__Exercise details__. Take the line that contains "Output a JSON" as the first line and the last line of the material below as the final one; reproduce exactly the lines between, inclusive.

__Excerpted data__.
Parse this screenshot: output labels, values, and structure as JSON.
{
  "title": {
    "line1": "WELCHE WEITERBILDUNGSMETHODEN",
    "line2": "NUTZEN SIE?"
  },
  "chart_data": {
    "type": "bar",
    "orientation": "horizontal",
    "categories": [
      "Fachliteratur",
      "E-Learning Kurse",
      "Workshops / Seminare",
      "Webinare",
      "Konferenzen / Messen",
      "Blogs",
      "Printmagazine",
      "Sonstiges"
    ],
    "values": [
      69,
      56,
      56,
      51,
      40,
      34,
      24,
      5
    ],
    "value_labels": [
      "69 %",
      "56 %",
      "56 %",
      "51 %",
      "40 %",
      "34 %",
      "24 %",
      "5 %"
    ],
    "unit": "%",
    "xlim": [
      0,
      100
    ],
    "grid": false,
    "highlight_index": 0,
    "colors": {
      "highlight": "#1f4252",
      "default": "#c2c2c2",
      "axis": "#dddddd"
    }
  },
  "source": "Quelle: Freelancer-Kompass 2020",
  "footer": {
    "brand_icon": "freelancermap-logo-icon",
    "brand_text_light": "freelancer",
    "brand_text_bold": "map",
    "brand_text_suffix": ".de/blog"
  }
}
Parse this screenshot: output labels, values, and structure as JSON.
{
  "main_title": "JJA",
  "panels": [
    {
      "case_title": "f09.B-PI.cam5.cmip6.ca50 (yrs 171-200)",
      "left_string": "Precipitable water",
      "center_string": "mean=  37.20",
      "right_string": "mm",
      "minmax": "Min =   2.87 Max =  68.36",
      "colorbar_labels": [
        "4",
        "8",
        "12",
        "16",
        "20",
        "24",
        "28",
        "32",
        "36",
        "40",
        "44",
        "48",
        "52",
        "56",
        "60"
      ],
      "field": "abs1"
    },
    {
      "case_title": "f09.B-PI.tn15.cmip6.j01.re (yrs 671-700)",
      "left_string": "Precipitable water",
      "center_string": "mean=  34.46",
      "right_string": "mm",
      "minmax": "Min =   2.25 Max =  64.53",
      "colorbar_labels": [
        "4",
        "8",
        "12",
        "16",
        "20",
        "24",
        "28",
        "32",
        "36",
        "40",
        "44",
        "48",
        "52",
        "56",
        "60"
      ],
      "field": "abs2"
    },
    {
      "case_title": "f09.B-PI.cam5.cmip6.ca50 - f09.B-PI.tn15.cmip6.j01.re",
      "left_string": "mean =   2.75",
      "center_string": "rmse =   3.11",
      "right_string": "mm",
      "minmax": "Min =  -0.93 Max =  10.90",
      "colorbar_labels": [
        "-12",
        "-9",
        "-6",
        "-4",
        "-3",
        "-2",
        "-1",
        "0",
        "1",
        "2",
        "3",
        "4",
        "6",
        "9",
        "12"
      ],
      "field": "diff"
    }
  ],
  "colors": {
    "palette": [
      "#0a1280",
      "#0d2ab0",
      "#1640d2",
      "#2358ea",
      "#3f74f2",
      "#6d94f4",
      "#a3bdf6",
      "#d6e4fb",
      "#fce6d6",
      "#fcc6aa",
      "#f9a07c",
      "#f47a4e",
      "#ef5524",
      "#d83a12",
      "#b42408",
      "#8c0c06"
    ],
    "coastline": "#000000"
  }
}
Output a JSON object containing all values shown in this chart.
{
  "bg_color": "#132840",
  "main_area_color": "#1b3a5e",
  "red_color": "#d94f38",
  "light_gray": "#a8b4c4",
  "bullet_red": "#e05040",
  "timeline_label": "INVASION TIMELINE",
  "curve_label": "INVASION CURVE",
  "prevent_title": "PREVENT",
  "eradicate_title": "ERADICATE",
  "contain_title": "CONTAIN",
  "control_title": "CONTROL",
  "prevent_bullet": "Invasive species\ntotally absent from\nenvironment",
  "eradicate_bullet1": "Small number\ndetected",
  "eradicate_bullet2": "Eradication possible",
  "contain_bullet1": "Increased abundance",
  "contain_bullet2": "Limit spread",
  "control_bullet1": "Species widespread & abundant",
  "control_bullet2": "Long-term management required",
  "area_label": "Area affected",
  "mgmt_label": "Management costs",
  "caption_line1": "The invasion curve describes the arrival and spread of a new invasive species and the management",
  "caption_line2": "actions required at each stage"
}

__Response to this task__.
Output a JSON object containing all values shown in this chart.
{
  "bg_color": "#132840",
  "main_area_color": "#1b3a5e",
  "red_color": "#d94f38",
  "light_gray": "#a8b4c4",
  "bullet_red": "#e05040",
  "timeline_label": "INVASION TIMELINE",
  "curve_label": "INVASION CURVE",
  "prevent_title": "PREVENT",
  "eradicate_title": "ERADICATE",
  "contain_title": "CONTAIN",
  "control_title": "CONTROL",
  "prevent_bullet": "Invasive species\ntotally absent from\nenvironment",
  "eradicate_bullet1": "Small number\ndetected",
  "eradicate_bullet2": "Eradication possible",
  "contain_bullet1": "Increased abundance",
  "contain_bullet2": "Limit spread",
  "control_bullet1": "Species widespread & abundant",
  "control_bullet2": "Long-term management required",
  "area_label": "Area affected",
  "mgmt_label": "Management costs",
  "caption_line1": "The invasion curve describes the arrival and spread of a new invasive species and the management",
  "caption_line2": "actions required at each stage"
}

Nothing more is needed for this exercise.